▸ The request:
Reproduce verbatim the stretch from "The National Teacher of the Year will" through "the Year program.)" in the text below on the 2020 National Teacher of the Year finalists.

━━━━━ Given text

Teachers are sharing theirs and their students’ stories more than ever, and it’s time for policymakers to listen, say finalists for the 2020 National Teacher of the Year award.

Education Week spent some time with the four of them: Chris Dier, a high school history teacher in Chalmette, La.; Leila Kubesch, a middle school Spanish and English-as-a-second-language teacher in Norwood, Ohio; Tabatha Rosproy, a preschool teacher in Winfield, Kan.; and Linda Rost, a high school science teacher in Baker, Mont.

The National Teacher of the Year will be named in the spring. Typically, the winner, finalists, and other state teachers of the year are recognized in a ceremony at the White House, but a Council of Chief State School Officers spokeswoman said plans for this year have not yet been finalized. (CCSSO administers the National Teacher of the Year program.)

Last year, two state teachers of the year boycotted the White House ceremony in protest of President Donald Trump’s policies, but in a roundtable discussion, this year’s finalists told Education Week they would all attend to advocate for their students and fellow teachers.

—Madeline Will

Are you optimistic about the direction the teaching profession is heading?

Rost: I think that the state of the teaching profession is changing; it’s evolving in a good way. We’re seeing teachers evolve in their own self-perception and evolve into leaders.

Dier: I think that 10 years ago, there was a lot of pushback against teachers—[that] we weren’t doing enough or we weren’t qualified. But I think that mentality is shifting and I think that’s in large part due to teachers and the work that we do and us putting ourselves out there to show that we do care, and we are qualified, and we are professionals.

Kubesch: I think we came a long way, but the journey is still long, and we can’t continue alone. By collaborating and partnering with great minds, great organizations, and telling the story to policymakers, we can achieve even more.

━━━━━━━━━━
━━━━━ Dataset content

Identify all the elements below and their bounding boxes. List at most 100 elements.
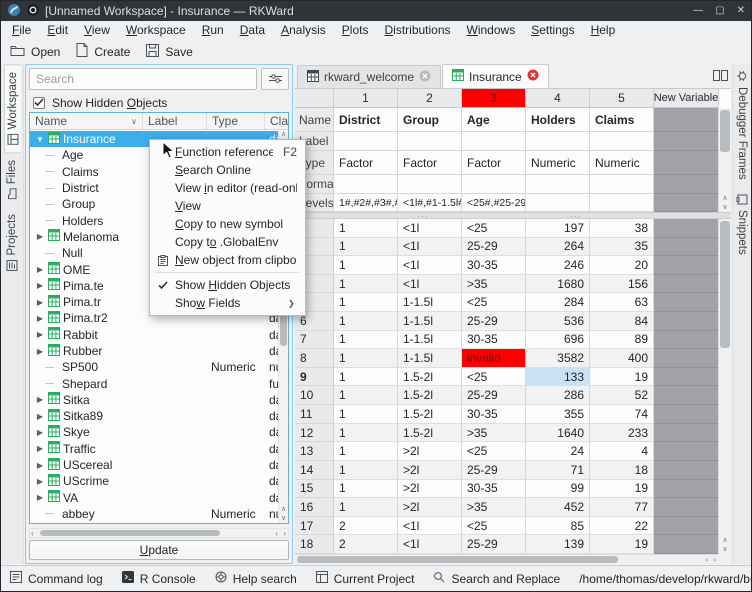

━━━━━━━━━━

▸ Problem solution:
The National Teacher of the Year will be named in the spring. Typically, the winner, finalists, and other state teachers of the year are recognized in a ceremony at the White House, but a Council of Chief State School Officers spokeswoman said plans for this year have not yet been finalized. (CCSSO administers the National Teacher of the Year program.)